• _Supplied material_:
◇ ◇ ◇ ◇
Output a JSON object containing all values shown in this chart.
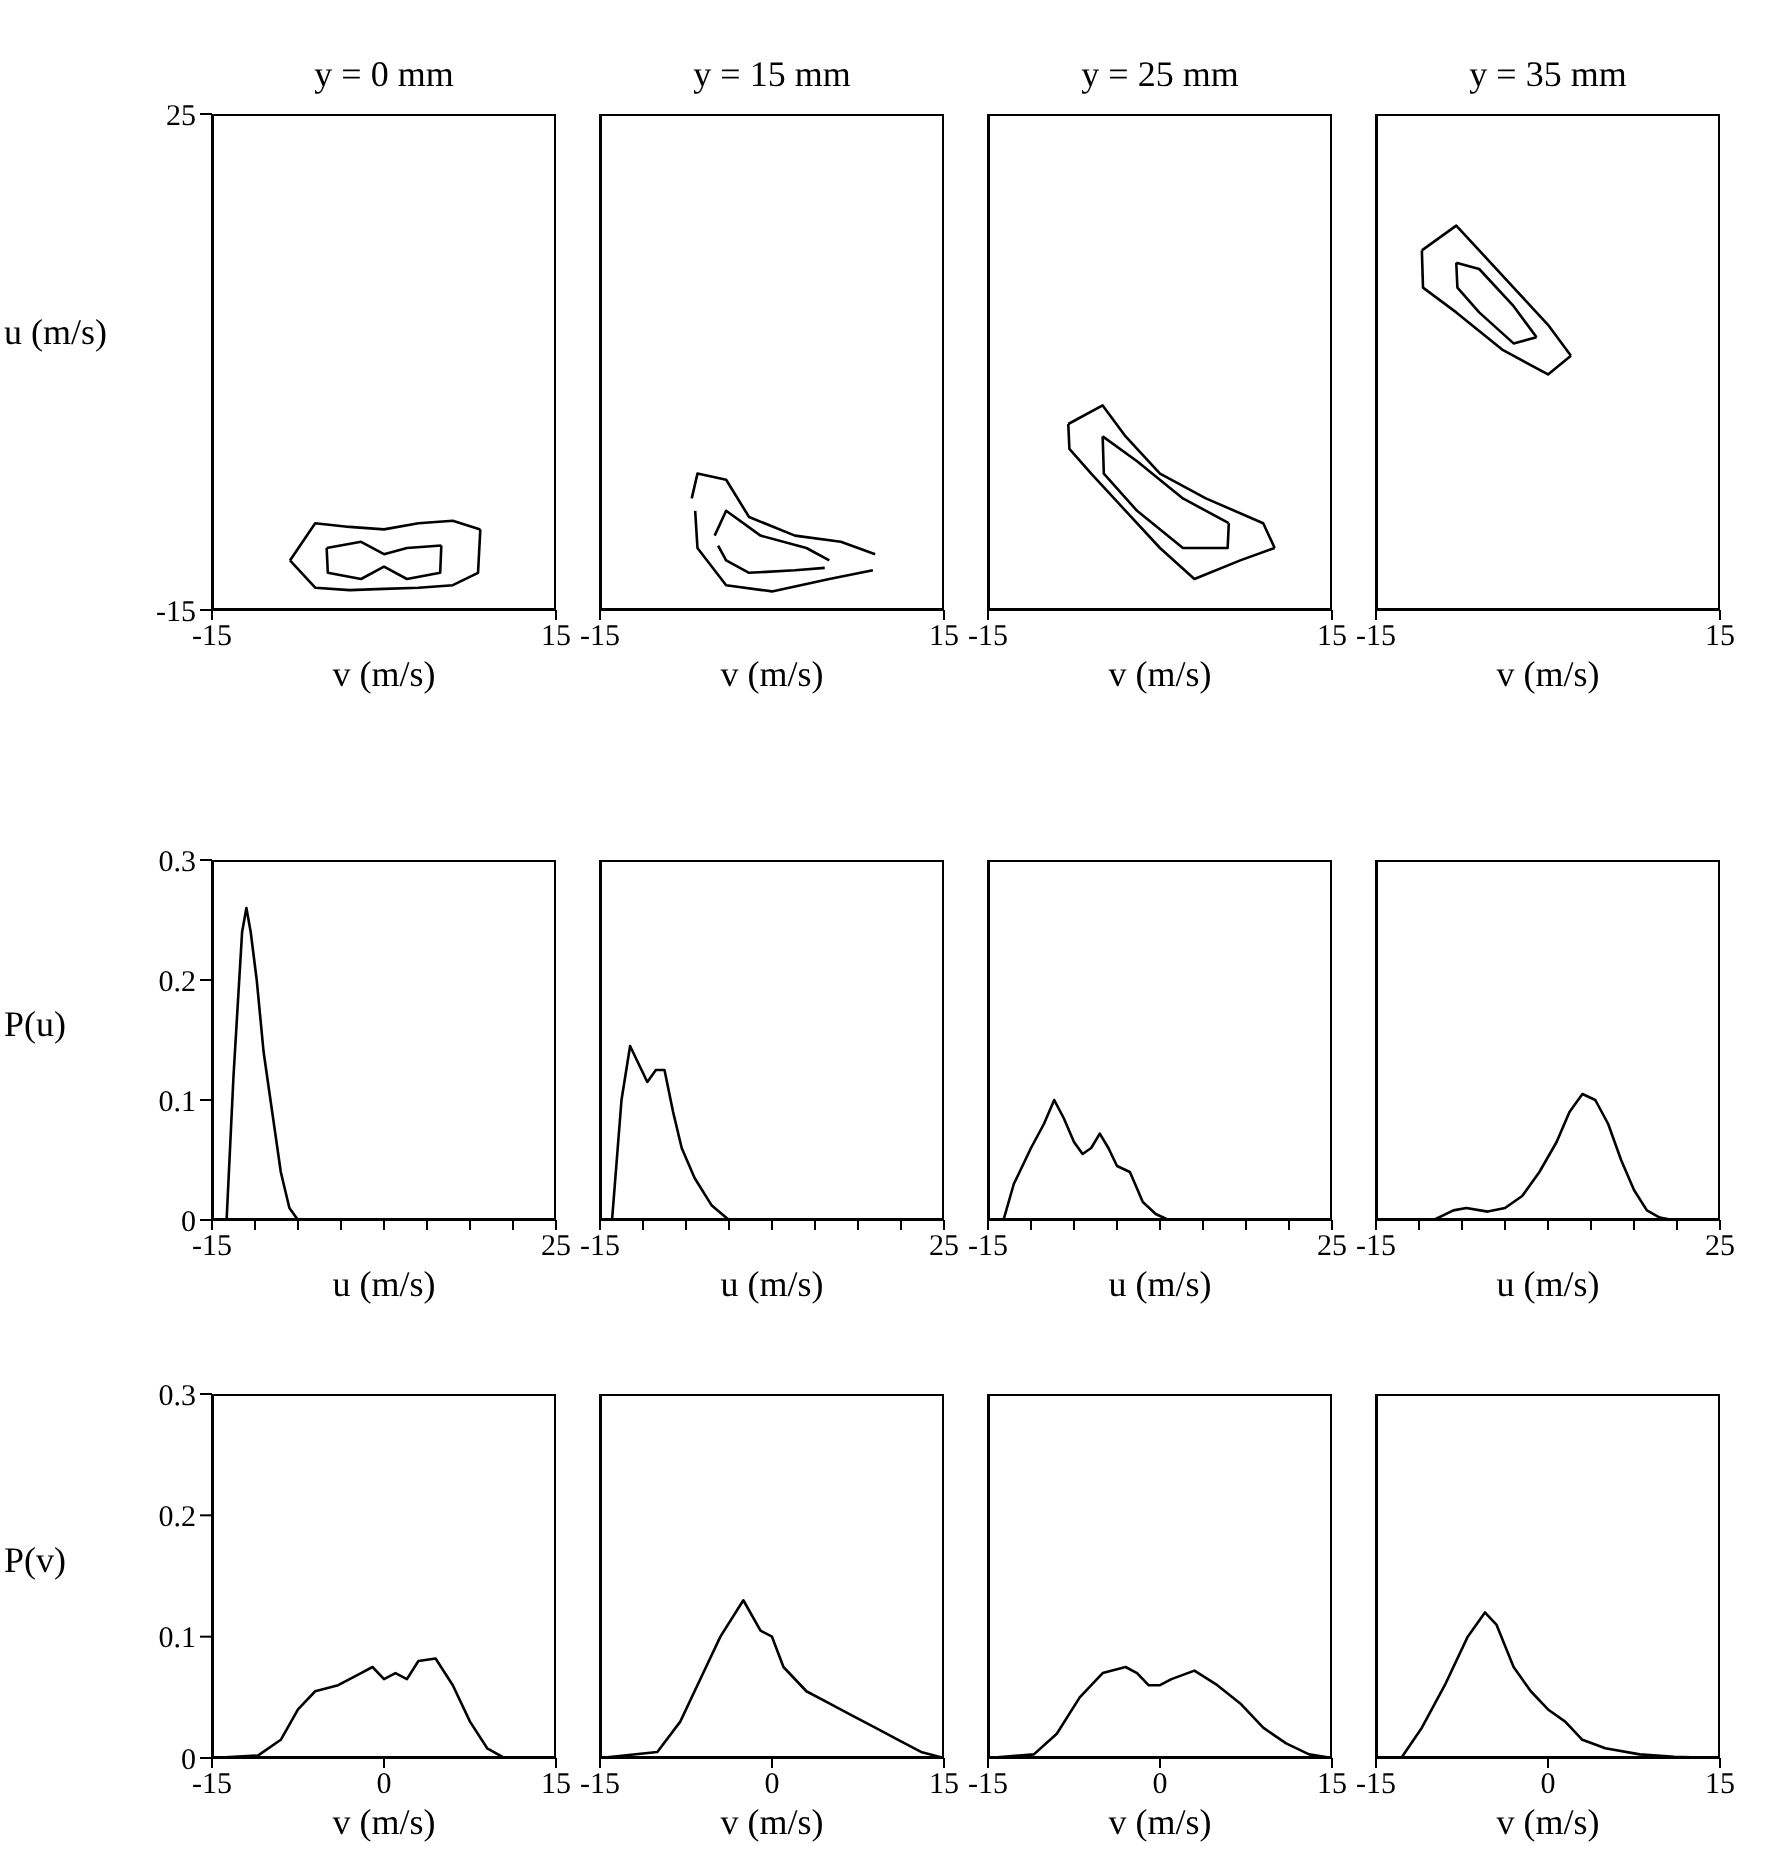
{
  "chart_data": [
    {
      "type": "line",
      "title": "y = 0 mm",
      "xlabel": "v (m/s)",
      "ylabel": "u (m/s)",
      "xlim": [
        -15,
        15
      ],
      "ylim": [
        -15,
        25
      ],
      "xticks": [
        -15,
        15
      ],
      "yticks": [
        -15,
        25
      ],
      "series": [
        {
          "color": "#000000",
          "x": [
            -8.2,
            -6,
            -3,
            0,
            3,
            6,
            8.4
          ],
          "values": [
            -11,
            -8,
            -8.3,
            -8.5,
            -8,
            -7.8,
            -8.5
          ]
        },
        {
          "color": "#000000",
          "x": [
            -8.2,
            -6,
            -3,
            0,
            3,
            6,
            8.2,
            8.4
          ],
          "values": [
            -11,
            -13.2,
            -13.4,
            -13.3,
            -13.2,
            -13,
            -12,
            -8.5
          ]
        },
        {
          "color": "#000000",
          "x": [
            -5,
            -2,
            0,
            2,
            5
          ],
          "values": [
            -10,
            -9.5,
            -10.5,
            -10,
            -9.8
          ]
        },
        {
          "color": "#000000",
          "x": [
            -5,
            -4.9,
            -2,
            0,
            2,
            4.9,
            5
          ],
          "values": [
            -10,
            -12,
            -12.5,
            -11.5,
            -12.5,
            -12,
            -9.8
          ]
        }
      ]
    },
    {
      "type": "line",
      "title": "y = 15 mm",
      "xlabel": "v (m/s)",
      "xlim": [
        -15,
        15
      ],
      "ylim": [
        -15,
        25
      ],
      "xticks": [
        -15,
        15
      ],
      "tick_labels": "x",
      "series": [
        {
          "color": "#000000",
          "x": [
            -7,
            -6.5,
            -4,
            -2,
            2,
            6,
            9
          ],
          "values": [
            -6,
            -4,
            -4.5,
            -7.5,
            -9,
            -9.5,
            -10.5
          ]
        },
        {
          "color": "#000000",
          "x": [
            -6.7,
            -6.5,
            -4,
            0,
            5,
            8.8
          ],
          "values": [
            -7,
            -10,
            -13,
            -13.5,
            -12.5,
            -11.8
          ]
        },
        {
          "color": "#000000",
          "x": [
            -5,
            -4,
            -1,
            3,
            5
          ],
          "values": [
            -9,
            -7,
            -9,
            -10,
            -11
          ]
        },
        {
          "color": "#000000",
          "x": [
            -4.7,
            -4,
            -2,
            2,
            4.6
          ],
          "values": [
            -9.8,
            -11,
            -12,
            -11.8,
            -11.6
          ]
        }
      ]
    },
    {
      "type": "line",
      "title": "y = 25 mm",
      "xlabel": "v (m/s)",
      "xlim": [
        -15,
        15
      ],
      "ylim": [
        -15,
        25
      ],
      "xticks": [
        -15,
        15
      ],
      "tick_labels": "x",
      "series": [
        {
          "color": "#000000",
          "x": [
            -8,
            -5,
            -3,
            0,
            4,
            9,
            10
          ],
          "values": [
            0,
            1.5,
            -1,
            -4,
            -6,
            -8,
            -10
          ]
        },
        {
          "color": "#000000",
          "x": [
            -8,
            -7.9,
            -6,
            -3,
            0,
            3,
            7,
            10
          ],
          "values": [
            0,
            -2,
            -4,
            -7,
            -10,
            -12.5,
            -11,
            -10
          ]
        },
        {
          "color": "#000000",
          "x": [
            -5,
            -2,
            2,
            6
          ],
          "values": [
            -1,
            -3,
            -6,
            -8
          ]
        },
        {
          "color": "#000000",
          "x": [
            -5,
            -4.9,
            -2,
            2,
            5.9,
            6
          ],
          "values": [
            -1,
            -4,
            -7,
            -10,
            -10,
            -8
          ]
        }
      ]
    },
    {
      "type": "line",
      "title": "y = 35 mm",
      "xlabel": "v (m/s)",
      "xlim": [
        -15,
        15
      ],
      "ylim": [
        -15,
        25
      ],
      "xticks": [
        -15,
        15
      ],
      "tick_labels": "x",
      "series": [
        {
          "color": "#000000",
          "x": [
            -11,
            -8,
            -6,
            -3,
            0,
            2
          ],
          "values": [
            14,
            16,
            14,
            11,
            8,
            5.5
          ]
        },
        {
          "color": "#000000",
          "x": [
            -11,
            -10.9,
            -8,
            -4,
            0,
            2
          ],
          "values": [
            14,
            11,
            9,
            6,
            4,
            5.5
          ]
        },
        {
          "color": "#000000",
          "x": [
            -8,
            -6,
            -3,
            -1
          ],
          "values": [
            13,
            12.5,
            9.5,
            7
          ]
        },
        {
          "color": "#000000",
          "x": [
            -8,
            -7.9,
            -6,
            -3,
            -1
          ],
          "values": [
            13,
            11,
            9,
            6.5,
            7
          ]
        }
      ]
    },
    {
      "type": "line",
      "xlabel": "u (m/s)",
      "ylabel": "P(u)",
      "xlim": [
        -15,
        25
      ],
      "ylim": [
        0,
        0.3
      ],
      "xticks": [
        -15,
        {
          "value": -10,
          "label": null
        },
        {
          "value": -5,
          "label": null
        },
        {
          "value": 0,
          "label": null
        },
        {
          "value": 5,
          "label": null
        },
        {
          "value": 10,
          "label": null
        },
        {
          "value": 15,
          "label": null
        },
        {
          "value": 20,
          "label": null
        },
        25
      ],
      "yticks": [
        0,
        0.1,
        0.2,
        0.3
      ],
      "series": [
        {
          "color": "#000000",
          "x": [
            -15,
            -13.3,
            -12.5,
            -11.5,
            -11,
            -10.5,
            -9.8,
            -9,
            -8,
            -7,
            -6,
            -5,
            25
          ],
          "values": [
            0,
            0,
            0.12,
            0.24,
            0.26,
            0.24,
            0.2,
            0.14,
            0.09,
            0.04,
            0.01,
            0,
            0
          ]
        }
      ]
    },
    {
      "type": "line",
      "xlabel": "u (m/s)",
      "xlim": [
        -15,
        25
      ],
      "ylim": [
        0,
        0.3
      ],
      "xticks": [
        -15,
        {
          "value": -10,
          "label": null
        },
        {
          "value": -5,
          "label": null
        },
        {
          "value": 0,
          "label": null
        },
        {
          "value": 5,
          "label": null
        },
        {
          "value": 10,
          "label": null
        },
        {
          "value": 15,
          "label": null
        },
        {
          "value": 20,
          "label": null
        },
        25
      ],
      "yticks": [
        0,
        0.1,
        0.2,
        0.3
      ],
      "tick_labels": "x",
      "series": [
        {
          "color": "#000000",
          "x": [
            -15,
            -13.6,
            -12.5,
            -11.5,
            -10.5,
            -9.5,
            -8.5,
            -7.5,
            -6.5,
            -5.5,
            -4,
            -2,
            0,
            25
          ],
          "values": [
            0,
            0,
            0.1,
            0.145,
            0.13,
            0.115,
            0.125,
            0.125,
            0.09,
            0.06,
            0.035,
            0.012,
            0,
            0
          ]
        }
      ]
    },
    {
      "type": "line",
      "xlabel": "u (m/s)",
      "xlim": [
        -15,
        25
      ],
      "ylim": [
        0,
        0.3
      ],
      "xticks": [
        -15,
        {
          "value": -10,
          "label": null
        },
        {
          "value": -5,
          "label": null
        },
        {
          "value": 0,
          "label": null
        },
        {
          "value": 5,
          "label": null
        },
        {
          "value": 10,
          "label": null
        },
        {
          "value": 15,
          "label": null
        },
        {
          "value": 20,
          "label": null
        },
        25
      ],
      "yticks": [
        0,
        0.1,
        0.2,
        0.3
      ],
      "tick_labels": "x",
      "series": [
        {
          "color": "#000000",
          "x": [
            -15,
            -13.2,
            -12,
            -10,
            -8.5,
            -7.3,
            -6.2,
            -5,
            -4,
            -3,
            -2,
            -1,
            0,
            1.5,
            3,
            4.5,
            6,
            25
          ],
          "values": [
            0,
            0,
            0.03,
            0.06,
            0.08,
            0.1,
            0.085,
            0.065,
            0.055,
            0.06,
            0.072,
            0.06,
            0.045,
            0.04,
            0.015,
            0.005,
            0,
            0
          ]
        }
      ]
    },
    {
      "type": "line",
      "xlabel": "u (m/s)",
      "xlim": [
        -15,
        25
      ],
      "ylim": [
        0,
        0.3
      ],
      "xticks": [
        -15,
        {
          "value": -10,
          "label": null
        },
        {
          "value": -5,
          "label": null
        },
        {
          "value": 0,
          "label": null
        },
        {
          "value": 5,
          "label": null
        },
        {
          "value": 10,
          "label": null
        },
        {
          "value": 15,
          "label": null
        },
        {
          "value": 20,
          "label": null
        },
        25
      ],
      "yticks": [
        0,
        0.1,
        0.2,
        0.3
      ],
      "tick_labels": "x",
      "series": [
        {
          "color": "#000000",
          "x": [
            -15,
            -8.3,
            -6,
            -4.5,
            -2,
            0,
            2,
            4,
            6,
            7.5,
            9,
            10.5,
            12,
            13.5,
            15,
            16.5,
            18,
            19.5,
            25
          ],
          "values": [
            0,
            0,
            0.008,
            0.01,
            0.007,
            0.01,
            0.02,
            0.04,
            0.065,
            0.09,
            0.105,
            0.1,
            0.08,
            0.05,
            0.025,
            0.008,
            0.002,
            0,
            0
          ]
        }
      ]
    },
    {
      "type": "line",
      "xlabel": "v (m/s)",
      "ylabel": "P(v)",
      "xlim": [
        -15,
        15
      ],
      "ylim": [
        0,
        0.3
      ],
      "xticks": [
        -15,
        0,
        15
      ],
      "yticks": [
        0,
        0.1,
        0.2,
        0.3
      ],
      "series": [
        {
          "color": "#000000",
          "x": [
            -15,
            -11,
            -9,
            -7.5,
            -6,
            -4,
            -2,
            -1,
            0,
            1,
            2,
            3,
            4.5,
            6,
            7.5,
            9,
            10.5,
            15
          ],
          "values": [
            0,
            0.002,
            0.015,
            0.04,
            0.055,
            0.06,
            0.07,
            0.075,
            0.065,
            0.07,
            0.065,
            0.08,
            0.082,
            0.06,
            0.03,
            0.008,
            0,
            0
          ]
        }
      ]
    },
    {
      "type": "line",
      "xlabel": "v (m/s)",
      "xlim": [
        -15,
        15
      ],
      "ylim": [
        0,
        0.3
      ],
      "xticks": [
        -15,
        0,
        15
      ],
      "yticks": [
        0,
        0.1,
        0.2,
        0.3
      ],
      "tick_labels": "x",
      "series": [
        {
          "color": "#000000",
          "x": [
            -15,
            -10,
            -8,
            -6,
            -4.5,
            -2.5,
            -1,
            0,
            1,
            3,
            5,
            7,
            9,
            11,
            13,
            15
          ],
          "values": [
            0,
            0.005,
            0.03,
            0.07,
            0.1,
            0.13,
            0.105,
            0.1,
            0.075,
            0.055,
            0.045,
            0.035,
            0.025,
            0.015,
            0.005,
            0
          ]
        }
      ]
    },
    {
      "type": "line",
      "xlabel": "v (m/s)",
      "xlim": [
        -15,
        15
      ],
      "ylim": [
        0,
        0.3
      ],
      "xticks": [
        -15,
        0,
        15
      ],
      "yticks": [
        0,
        0.1,
        0.2,
        0.3
      ],
      "tick_labels": "x",
      "series": [
        {
          "color": "#000000",
          "x": [
            -15,
            -11,
            -9,
            -7,
            -5,
            -3,
            -2,
            -1,
            0,
            1,
            3,
            5,
            7,
            9,
            11,
            13,
            15
          ],
          "values": [
            0,
            0.003,
            0.02,
            0.05,
            0.07,
            0.075,
            0.07,
            0.06,
            0.06,
            0.065,
            0.072,
            0.06,
            0.045,
            0.025,
            0.012,
            0.003,
            0
          ]
        }
      ]
    },
    {
      "type": "line",
      "xlabel": "v (m/s)",
      "xlim": [
        -15,
        15
      ],
      "ylim": [
        0,
        0.3
      ],
      "xticks": [
        -15,
        0,
        15
      ],
      "yticks": [
        0,
        0.1,
        0.2,
        0.3
      ],
      "tick_labels": "x",
      "series": [
        {
          "color": "#000000",
          "x": [
            -15,
            -12.8,
            -11,
            -9,
            -7,
            -5.5,
            -4.5,
            -3,
            -1.5,
            0,
            1.5,
            3,
            5,
            8,
            11,
            15
          ],
          "values": [
            0,
            0,
            0.025,
            0.06,
            0.1,
            0.12,
            0.11,
            0.075,
            0.055,
            0.04,
            0.03,
            0.015,
            0.008,
            0.003,
            0.001,
            0
          ]
        }
      ]
    }
  ]
}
◇ ◇ ◇ ◇
• _Goal of the exercise_: From the material above, gather all lines that include the string "title" and copy them.

• _Exercise result_:
      "title": "y = 0 mm",
      "title": "y = 15 mm",
      "title": "y = 25 mm",
      "title": "y = 35 mm",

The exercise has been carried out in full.